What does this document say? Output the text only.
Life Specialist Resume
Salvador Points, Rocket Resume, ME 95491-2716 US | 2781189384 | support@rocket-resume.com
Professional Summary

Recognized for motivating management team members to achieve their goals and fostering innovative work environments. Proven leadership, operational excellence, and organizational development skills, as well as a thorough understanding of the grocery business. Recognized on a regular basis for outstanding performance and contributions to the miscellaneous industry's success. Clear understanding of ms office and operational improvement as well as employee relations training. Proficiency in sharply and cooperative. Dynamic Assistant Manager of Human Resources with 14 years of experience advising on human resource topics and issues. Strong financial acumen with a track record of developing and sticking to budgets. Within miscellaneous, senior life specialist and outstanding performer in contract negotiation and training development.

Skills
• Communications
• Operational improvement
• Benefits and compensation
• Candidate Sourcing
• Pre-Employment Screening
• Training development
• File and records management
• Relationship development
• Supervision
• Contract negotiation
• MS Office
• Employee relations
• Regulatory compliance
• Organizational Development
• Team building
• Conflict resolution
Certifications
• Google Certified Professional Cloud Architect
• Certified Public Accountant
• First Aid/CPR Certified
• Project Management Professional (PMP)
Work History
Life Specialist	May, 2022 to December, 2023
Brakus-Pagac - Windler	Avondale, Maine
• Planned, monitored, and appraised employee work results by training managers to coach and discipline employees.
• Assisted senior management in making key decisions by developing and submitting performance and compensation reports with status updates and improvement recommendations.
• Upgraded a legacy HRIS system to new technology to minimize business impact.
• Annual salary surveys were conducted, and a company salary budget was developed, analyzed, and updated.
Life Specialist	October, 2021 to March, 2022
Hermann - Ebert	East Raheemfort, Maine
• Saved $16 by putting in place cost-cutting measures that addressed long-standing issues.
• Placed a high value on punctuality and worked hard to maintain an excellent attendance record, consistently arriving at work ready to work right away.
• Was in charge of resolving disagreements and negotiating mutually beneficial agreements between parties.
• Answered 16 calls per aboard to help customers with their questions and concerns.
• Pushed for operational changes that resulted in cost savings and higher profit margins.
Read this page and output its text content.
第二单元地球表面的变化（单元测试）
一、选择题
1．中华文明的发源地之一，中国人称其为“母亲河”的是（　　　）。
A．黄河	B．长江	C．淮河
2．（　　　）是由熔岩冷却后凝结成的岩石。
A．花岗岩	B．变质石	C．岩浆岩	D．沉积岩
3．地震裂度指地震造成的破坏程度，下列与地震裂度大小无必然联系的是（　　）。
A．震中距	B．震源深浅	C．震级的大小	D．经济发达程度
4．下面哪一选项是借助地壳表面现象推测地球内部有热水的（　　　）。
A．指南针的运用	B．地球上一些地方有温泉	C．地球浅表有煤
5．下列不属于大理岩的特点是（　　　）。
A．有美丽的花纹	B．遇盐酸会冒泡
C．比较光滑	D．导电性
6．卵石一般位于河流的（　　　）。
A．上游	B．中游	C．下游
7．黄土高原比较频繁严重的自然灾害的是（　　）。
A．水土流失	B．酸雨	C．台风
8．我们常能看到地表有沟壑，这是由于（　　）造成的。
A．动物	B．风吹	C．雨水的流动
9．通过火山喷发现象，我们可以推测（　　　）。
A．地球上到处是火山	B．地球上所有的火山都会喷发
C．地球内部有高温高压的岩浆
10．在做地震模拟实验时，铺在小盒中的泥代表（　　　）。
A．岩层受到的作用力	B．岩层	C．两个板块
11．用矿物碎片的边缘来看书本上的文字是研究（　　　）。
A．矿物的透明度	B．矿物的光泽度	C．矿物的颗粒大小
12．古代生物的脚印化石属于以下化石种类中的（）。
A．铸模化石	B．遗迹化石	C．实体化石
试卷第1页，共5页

• • •

State how many lines of the records above contain the word "Certified", and give only that number.

PROBLEM SOLUTION: 3